▶ Exercise
Gather each line of the records where "green" appears.

_ _ _ _ _

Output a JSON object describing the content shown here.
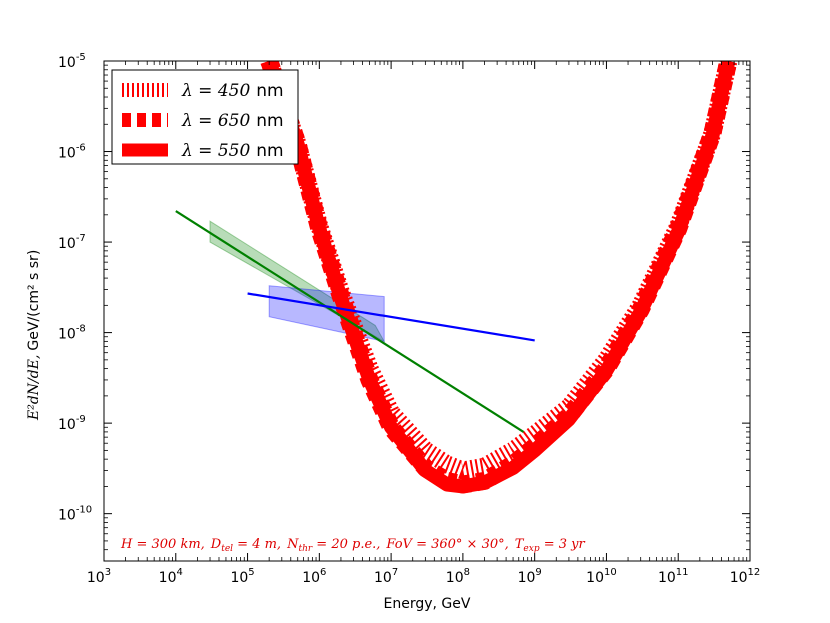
{
  "chart_data": {
    "type": "line",
    "xlabel": "Energy, GeV",
    "ylabel_math": "E²dN/dE,",
    "ylabel_units": "GeV/(cm² s sr)",
    "xscale": "log",
    "yscale": "log",
    "xlim": [
      1000,
      1000000000000
    ],
    "ylim": [
      3e-11,
      1e-05
    ],
    "x_ticks": [
      {
        "base": "10",
        "exp": "3",
        "value": 1000.0
      },
      {
        "base": "10",
        "exp": "4",
        "value": 10000.0
      },
      {
        "base": "10",
        "exp": "5",
        "value": 100000.0
      },
      {
        "base": "10",
        "exp": "6",
        "value": 1000000.0
      },
      {
        "base": "10",
        "exp": "7",
        "value": 10000000.0
      },
      {
        "base": "10",
        "exp": "8",
        "value": 100000000.0
      },
      {
        "base": "10",
        "exp": "9",
        "value": 1000000000.0
      },
      {
        "base": "10",
        "exp": "10",
        "value": 10000000000.0
      },
      {
        "base": "10",
        "exp": "11",
        "value": 100000000000.0
      },
      {
        "base": "10",
        "exp": "12",
        "value": 1000000000000.0
      }
    ],
    "y_ticks": [
      {
        "base": "10",
        "exp": "-10",
        "value": 1e-10
      },
      {
        "base": "10",
        "exp": "-9",
        "value": 1e-09
      },
      {
        "base": "10",
        "exp": "-8",
        "value": 1e-08
      },
      {
        "base": "10",
        "exp": "-7",
        "value": 1e-07
      },
      {
        "base": "10",
        "exp": "-6",
        "value": 1e-06
      },
      {
        "base": "10",
        "exp": "-5",
        "value": 1e-05
      }
    ],
    "legend_position": "top-left",
    "series": [
      {
        "name": "λ = 450 nm",
        "legend_math": "λ = 450",
        "legend_unit": "nm",
        "style": "hatched",
        "color": "#ff0000",
        "x": [
          200000,
          500000,
          1000000,
          2000000,
          5000000,
          10000000,
          30000000,
          60000000,
          100000000,
          200000000,
          500000000,
          1000000000,
          3000000000,
          10000000000,
          30000000000,
          100000000000,
          300000000000,
          500000000000
        ],
        "y": [
          1e-05,
          1.2e-06,
          1.5e-07,
          2.8e-08,
          4e-09,
          1.3e-09,
          5e-10,
          3.5e-10,
          3e-10,
          3.3e-10,
          5e-10,
          7.5e-10,
          1.5e-09,
          5e-09,
          2e-08,
          1.5e-07,
          1.6e-06,
          1e-05
        ]
      },
      {
        "name": "λ = 650 nm",
        "legend_math": "λ = 650",
        "legend_unit": "nm",
        "style": "dashed",
        "color": "#ff0000",
        "x": [
          200000,
          500000,
          1000000,
          2000000,
          5000000,
          10000000,
          30000000,
          60000000,
          100000000,
          200000000,
          500000000,
          1000000000,
          3000000000,
          10000000000,
          30000000000,
          100000000000,
          300000000000,
          500000000000
        ],
        "y": [
          1e-05,
          1.2e-06,
          1.4e-07,
          2.5e-08,
          3e-09,
          9e-10,
          3.2e-10,
          2.3e-10,
          2.1e-10,
          2.3e-10,
          3.5e-10,
          5.5e-10,
          1.2e-09,
          4e-09,
          1.8e-08,
          1.4e-07,
          1.6e-06,
          1e-05
        ]
      },
      {
        "name": "λ = 550 nm",
        "legend_math": "λ = 550",
        "legend_unit": "nm",
        "style": "solid-thick",
        "color": "#ff0000",
        "x": [
          200000,
          500000,
          1000000,
          2000000,
          5000000,
          10000000,
          30000000,
          60000000,
          100000000,
          200000000,
          500000000,
          1000000000,
          3000000000,
          10000000000,
          30000000000,
          100000000000,
          300000000000,
          500000000000
        ],
        "y": [
          1e-05,
          1.2e-06,
          1.4e-07,
          2.4e-08,
          3e-09,
          9e-10,
          3e-10,
          2.1e-10,
          2e-10,
          2.2e-10,
          3.2e-10,
          5e-10,
          1.1e-09,
          3.8e-09,
          1.7e-08,
          1.3e-07,
          1.5e-06,
          1e-05
        ]
      },
      {
        "name": "green power law",
        "style": "line",
        "color": "#008000",
        "x": [
          10000,
          700000000
        ],
        "y": [
          2.2e-07,
          8e-10
        ]
      },
      {
        "name": "blue power law",
        "style": "line",
        "color": "#0000ff",
        "x": [
          100000,
          1000000000
        ],
        "y": [
          2.7e-08,
          8.2e-09
        ]
      }
    ],
    "bands": [
      {
        "name": "green band",
        "color": "#008000",
        "polygon_x": [
          30000,
          6000000,
          8000000,
          30000
        ],
        "polygon_y": [
          1.7e-07,
          1.2e-08,
          8e-09,
          1e-07
        ]
      },
      {
        "name": "blue band",
        "color": "#0000ff",
        "polygon_x": [
          200000,
          8000000,
          8000000,
          200000
        ],
        "polygon_y": [
          3.3e-08,
          2.5e-08,
          8e-09,
          1.5e-08
        ]
      }
    ],
    "annotation": "H = 300 km,  D_tel = 4 m,  N_thr = 20 p.e.,  FoV = 360° × 30°,  T_exp = 3 yr",
    "annotation_parts": {
      "h": "H = 300 km,",
      "d": "D",
      "d_sub": "tel",
      "d_val": " = 4 m,",
      "n": "N",
      "n_sub": "thr",
      "n_val": " = 20 p.e.,",
      "fov": "FoV = 360° × 30°,",
      "t": "T",
      "t_sub": "exp",
      "t_val": " = 3 yr"
    }
  }
}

_ _ _ _ _

▶ Written solution
        "name": "green power law",
        "name": "green band",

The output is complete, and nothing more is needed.